Extract the listing below in full, unchanged.

— start of AVAILABLE RECORDS —

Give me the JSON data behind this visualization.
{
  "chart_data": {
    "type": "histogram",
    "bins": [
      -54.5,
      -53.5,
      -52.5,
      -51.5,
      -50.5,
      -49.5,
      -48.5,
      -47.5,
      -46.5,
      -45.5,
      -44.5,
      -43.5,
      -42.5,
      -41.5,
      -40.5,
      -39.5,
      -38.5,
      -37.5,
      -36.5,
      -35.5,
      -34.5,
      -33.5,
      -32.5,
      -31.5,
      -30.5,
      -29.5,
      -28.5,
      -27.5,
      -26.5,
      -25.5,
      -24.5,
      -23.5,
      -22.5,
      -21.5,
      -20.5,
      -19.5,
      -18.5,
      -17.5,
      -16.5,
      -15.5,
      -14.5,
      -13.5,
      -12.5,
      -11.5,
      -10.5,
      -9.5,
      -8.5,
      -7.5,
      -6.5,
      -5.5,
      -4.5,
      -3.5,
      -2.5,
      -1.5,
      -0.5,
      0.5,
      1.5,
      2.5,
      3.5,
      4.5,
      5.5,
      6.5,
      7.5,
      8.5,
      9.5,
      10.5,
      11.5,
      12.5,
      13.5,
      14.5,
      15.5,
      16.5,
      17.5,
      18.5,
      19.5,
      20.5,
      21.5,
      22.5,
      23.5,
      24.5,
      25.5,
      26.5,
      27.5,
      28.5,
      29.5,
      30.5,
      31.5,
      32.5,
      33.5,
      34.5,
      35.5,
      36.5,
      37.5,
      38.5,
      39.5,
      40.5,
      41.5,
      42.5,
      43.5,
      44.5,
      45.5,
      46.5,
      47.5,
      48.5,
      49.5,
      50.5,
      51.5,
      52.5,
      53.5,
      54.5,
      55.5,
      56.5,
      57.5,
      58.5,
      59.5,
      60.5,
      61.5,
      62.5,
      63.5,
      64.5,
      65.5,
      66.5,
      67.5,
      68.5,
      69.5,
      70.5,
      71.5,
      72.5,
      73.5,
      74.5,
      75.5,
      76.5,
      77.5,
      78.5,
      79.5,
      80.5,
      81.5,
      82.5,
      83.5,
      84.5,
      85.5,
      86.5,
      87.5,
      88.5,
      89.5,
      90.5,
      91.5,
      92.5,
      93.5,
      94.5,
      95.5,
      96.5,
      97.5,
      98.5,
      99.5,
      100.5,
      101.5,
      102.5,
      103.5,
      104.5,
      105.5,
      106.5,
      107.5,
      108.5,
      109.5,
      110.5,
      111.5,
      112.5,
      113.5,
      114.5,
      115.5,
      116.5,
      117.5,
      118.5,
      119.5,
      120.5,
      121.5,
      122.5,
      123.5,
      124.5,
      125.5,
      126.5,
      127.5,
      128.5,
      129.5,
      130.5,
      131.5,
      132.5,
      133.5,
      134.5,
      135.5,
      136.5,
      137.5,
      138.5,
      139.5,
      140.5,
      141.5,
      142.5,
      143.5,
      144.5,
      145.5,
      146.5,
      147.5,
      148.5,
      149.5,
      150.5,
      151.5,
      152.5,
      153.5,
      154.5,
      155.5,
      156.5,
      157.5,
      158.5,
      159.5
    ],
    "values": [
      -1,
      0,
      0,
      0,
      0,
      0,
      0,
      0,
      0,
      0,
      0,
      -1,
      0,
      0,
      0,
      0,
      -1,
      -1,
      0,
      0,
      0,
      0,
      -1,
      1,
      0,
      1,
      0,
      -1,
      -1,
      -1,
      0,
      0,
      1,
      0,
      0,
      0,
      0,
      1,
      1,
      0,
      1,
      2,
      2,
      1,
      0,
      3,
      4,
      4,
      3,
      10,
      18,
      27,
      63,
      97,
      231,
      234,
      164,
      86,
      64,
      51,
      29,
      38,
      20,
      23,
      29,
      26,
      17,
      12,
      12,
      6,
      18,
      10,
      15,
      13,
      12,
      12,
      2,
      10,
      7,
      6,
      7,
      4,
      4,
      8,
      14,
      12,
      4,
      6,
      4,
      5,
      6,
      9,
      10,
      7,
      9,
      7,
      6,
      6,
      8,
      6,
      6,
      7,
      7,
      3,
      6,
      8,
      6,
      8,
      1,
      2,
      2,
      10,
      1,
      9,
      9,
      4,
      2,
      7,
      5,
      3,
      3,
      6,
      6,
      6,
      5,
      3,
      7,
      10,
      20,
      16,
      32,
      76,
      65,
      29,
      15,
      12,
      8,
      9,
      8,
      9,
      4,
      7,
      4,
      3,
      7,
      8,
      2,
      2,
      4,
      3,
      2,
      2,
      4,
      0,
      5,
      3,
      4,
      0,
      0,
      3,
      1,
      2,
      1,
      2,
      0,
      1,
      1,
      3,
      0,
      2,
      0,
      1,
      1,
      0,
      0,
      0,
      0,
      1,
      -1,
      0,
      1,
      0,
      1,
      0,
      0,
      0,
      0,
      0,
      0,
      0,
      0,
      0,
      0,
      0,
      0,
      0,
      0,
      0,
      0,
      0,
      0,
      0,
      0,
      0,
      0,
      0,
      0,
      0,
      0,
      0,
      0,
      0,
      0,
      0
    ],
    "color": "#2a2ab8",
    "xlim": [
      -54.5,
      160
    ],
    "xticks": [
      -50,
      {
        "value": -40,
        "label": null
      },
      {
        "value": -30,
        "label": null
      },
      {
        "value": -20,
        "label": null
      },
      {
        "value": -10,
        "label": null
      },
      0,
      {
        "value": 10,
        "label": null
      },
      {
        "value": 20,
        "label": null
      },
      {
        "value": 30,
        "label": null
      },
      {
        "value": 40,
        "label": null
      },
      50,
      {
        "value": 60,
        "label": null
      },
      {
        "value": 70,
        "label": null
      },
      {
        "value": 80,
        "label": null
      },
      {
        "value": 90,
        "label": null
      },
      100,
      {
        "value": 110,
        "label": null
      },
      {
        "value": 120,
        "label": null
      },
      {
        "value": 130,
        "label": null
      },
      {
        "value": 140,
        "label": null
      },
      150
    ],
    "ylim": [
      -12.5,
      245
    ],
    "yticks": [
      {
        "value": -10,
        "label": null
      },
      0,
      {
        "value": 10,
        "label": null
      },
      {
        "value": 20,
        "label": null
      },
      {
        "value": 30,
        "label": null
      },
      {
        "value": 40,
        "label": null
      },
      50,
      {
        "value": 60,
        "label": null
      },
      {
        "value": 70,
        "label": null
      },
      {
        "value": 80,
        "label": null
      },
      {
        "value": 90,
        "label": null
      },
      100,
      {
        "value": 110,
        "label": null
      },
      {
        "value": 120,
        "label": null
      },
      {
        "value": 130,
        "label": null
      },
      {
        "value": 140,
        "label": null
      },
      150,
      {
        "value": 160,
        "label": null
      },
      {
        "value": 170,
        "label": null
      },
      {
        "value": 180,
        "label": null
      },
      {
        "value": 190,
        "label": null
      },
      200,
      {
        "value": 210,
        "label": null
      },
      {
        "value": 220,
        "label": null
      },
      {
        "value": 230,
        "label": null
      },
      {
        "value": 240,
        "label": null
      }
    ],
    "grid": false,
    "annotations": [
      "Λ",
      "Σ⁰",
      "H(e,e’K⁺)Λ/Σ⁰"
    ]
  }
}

— end of AVAILABLE RECORDS —

## EXERCISE SOLUTION
Give me the JSON data behind this visualization.
{
  "chart_data": {
    "type": "histogram",
    "bins": [
      -54.5,
      -53.5,
      -52.5,
      -51.5,
      -50.5,
      -49.5,
      -48.5,
      -47.5,
      -46.5,
      -45.5,
      -44.5,
      -43.5,
      -42.5,
      -41.5,
      -40.5,
      -39.5,
      -38.5,
      -37.5,
      -36.5,
      -35.5,
      -34.5,
      -33.5,
      -32.5,
      -31.5,
      -30.5,
      -29.5,
      -28.5,
      -27.5,
      -26.5,
      -25.5,
      -24.5,
      -23.5,
      -22.5,
      -21.5,
      -20.5,
      -19.5,
      -18.5,
      -17.5,
      -16.5,
      -15.5,
      -14.5,
      -13.5,
      -12.5,
      -11.5,
      -10.5,
      -9.5,
      -8.5,
      -7.5,
      -6.5,
      -5.5,
      -4.5,
      -3.5,
      -2.5,
      -1.5,
      -0.5,
      0.5,
      1.5,
      2.5,
      3.5,
      4.5,
      5.5,
      6.5,
      7.5,
      8.5,
      9.5,
      10.5,
      11.5,
      12.5,
      13.5,
      14.5,
      15.5,
      16.5,
      17.5,
      18.5,
      19.5,
      20.5,
      21.5,
      22.5,
      23.5,
      24.5,
      25.5,
      26.5,
      27.5,
      28.5,
      29.5,
      30.5,
      31.5,
      32.5,
      33.5,
      34.5,
      35.5,
      36.5,
      37.5,
      38.5,
      39.5,
      40.5,
      41.5,
      42.5,
      43.5,
      44.5,
      45.5,
      46.5,
      47.5,
      48.5,
      49.5,
      50.5,
      51.5,
      52.5,
      53.5,
      54.5,
      55.5,
      56.5,
      57.5,
      58.5,
      59.5,
      60.5,
      61.5,
      62.5,
      63.5,
      64.5,
      65.5,
      66.5,
      67.5,
      68.5,
      69.5,
      70.5,
      71.5,
      72.5,
      73.5,
      74.5,
      75.5,
      76.5,
      77.5,
      78.5,
      79.5,
      80.5,
      81.5,
      82.5,
      83.5,
      84.5,
      85.5,
      86.5,
      87.5,
      88.5,
      89.5,
      90.5,
      91.5,
      92.5,
      93.5,
      94.5,
      95.5,
      96.5,
      97.5,
      98.5,
      99.5,
      100.5,
      101.5,
      102.5,
      103.5,
      104.5,
      105.5,
      106.5,
      107.5,
      108.5,
      109.5,
      110.5,
      111.5,
      112.5,
      113.5,
      114.5,
      115.5,
      116.5,
      117.5,
      118.5,
      119.5,
      120.5,
      121.5,
      122.5,
      123.5,
      124.5,
      125.5,
      126.5,
      127.5,
      128.5,
      129.5,
      130.5,
      131.5,
      132.5,
      133.5,
      134.5,
      135.5,
      136.5,
      137.5,
      138.5,
      139.5,
      140.5,
      141.5,
      142.5,
      143.5,
      144.5,
      145.5,
      146.5,
      147.5,
      148.5,
      149.5,
      150.5,
      151.5,
      152.5,
      153.5,
      154.5,
      155.5,
      156.5,
      157.5,
      158.5,
      159.5
    ],
    "values": [
      -1,
      0,
      0,
      0,
      0,
      0,
      0,
      0,
      0,
      0,
      0,
      -1,
      0,
      0,
      0,
      0,
      -1,
      -1,
      0,
      0,
      0,
      0,
      -1,
      1,
      0,
      1,
      0,
      -1,
      -1,
      -1,
      0,
      0,
      1,
      0,
      0,
      0,
      0,
      1,
      1,
      0,
      1,
      2,
      2,
      1,
      0,
      3,
      4,
      4,
      3,
      10,
      18,
      27,
      63,
      97,
      231,
      234,
      164,
      86,
      64,
      51,
      29,
      38,
      20,
      23,
      29,
      26,
      17,
      12,
      12,
      6,
      18,
      10,
      15,
      13,
      12,
      12,
      2,
      10,
      7,
      6,
      7,
      4,
      4,
      8,
      14,
      12,
      4,
      6,
      4,
      5,
      6,
      9,
      10,
      7,
      9,
      7,
      6,
      6,
      8,
      6,
      6,
      7,
      7,
      3,
      6,
      8,
      6,
      8,
      1,
      2,
      2,
      10,
      1,
      9,
      9,
      4,
      2,
      7,
      5,
      3,
      3,
      6,
      6,
      6,
      5,
      3,
      7,
      10,
      20,
      16,
      32,
      76,
      65,
      29,
      15,
      12,
      8,
      9,
      8,
      9,
      4,
      7,
      4,
      3,
      7,
      8,
      2,
      2,
      4,
      3,
      2,
      2,
      4,
      0,
      5,
      3,
      4,
      0,
      0,
      3,
      1,
      2,
      1,
      2,
      0,
      1,
      1,
      3,
      0,
      2,
      0,
      1,
      1,
      0,
      0,
      0,
      0,
      1,
      -1,
      0,
      1,
      0,
      1,
      0,
      0,
      0,
      0,
      0,
      0,
      0,
      0,
      0,
      0,
      0,
      0,
      0,
      0,
      0,
      0,
      0,
      0,
      0,
      0,
      0,
      0,
      0,
      0,
      0,
      0,
      0,
      0,
      0,
      0,
      0
    ],
    "color": "#2a2ab8",
    "xlim": [
      -54.5,
      160
    ],
    "xticks": [
      -50,
      {
        "value": -40,
        "label": null
      },
      {
        "value": -30,
        "label": null
      },
      {
        "value": -20,
        "label": null
      },
      {
        "value": -10,
        "label": null
      },
      0,
      {
        "value": 10,
        "label": null
      },
      {
        "value": 20,
        "label": null
      },
      {
        "value": 30,
        "label": null
      },
      {
        "value": 40,
        "label": null
      },
      50,
      {
        "value": 60,
        "label": null
      },
      {
        "value": 70,
        "label": null
      },
      {
        "value": 80,
        "label": null
      },
      {
        "value": 90,
        "label": null
      },
      100,
      {
        "value": 110,
        "label": null
      },
      {
        "value": 120,
        "label": null
      },
      {
        "value": 130,
        "label": null
      },
      {
        "value": 140,
        "label": null
      },
      150
    ],
    "ylim": [
      -12.5,
      245
    ],
    "yticks": [
      {
        "value": -10,
        "label": null
      },
      0,
      {
        "value": 10,
        "label": null
      },
      {
        "value": 20,
        "label": null
      },
      {
        "value": 30,
        "label": null
      },
      {
        "value": 40,
        "label": null
      },
      50,
      {
        "value": 60,
        "label": null
      },
      {
        "value": 70,
        "label": null
      },
      {
        "value": 80,
        "label": null
      },
      {
        "value": 90,
        "label": null
      },
      100,
      {
        "value": 110,
        "label": null
      },
      {
        "value": 120,
        "label": null
      },
      {
        "value": 130,
        "label": null
      },
      {
        "value": 140,
        "label": null
      },
      150,
      {
        "value": 160,
        "label": null
      },
      {
        "value": 170,
        "label": null
      },
      {
        "value": 180,
        "label": null
      },
      {
        "value": 190,
        "label": null
      },
      200,
      {
        "value": 210,
        "label": null
      },
      {
        "value": 220,
        "label": null
      },
      {
        "value": 230,
        "label": null
      },
      {
        "value": 240,
        "label": null
      }
    ],
    "grid": false,
    "annotations": [
      "Λ",
      "Σ⁰",
      "H(e,e’K⁺)Λ/Σ⁰"
    ]
  }
}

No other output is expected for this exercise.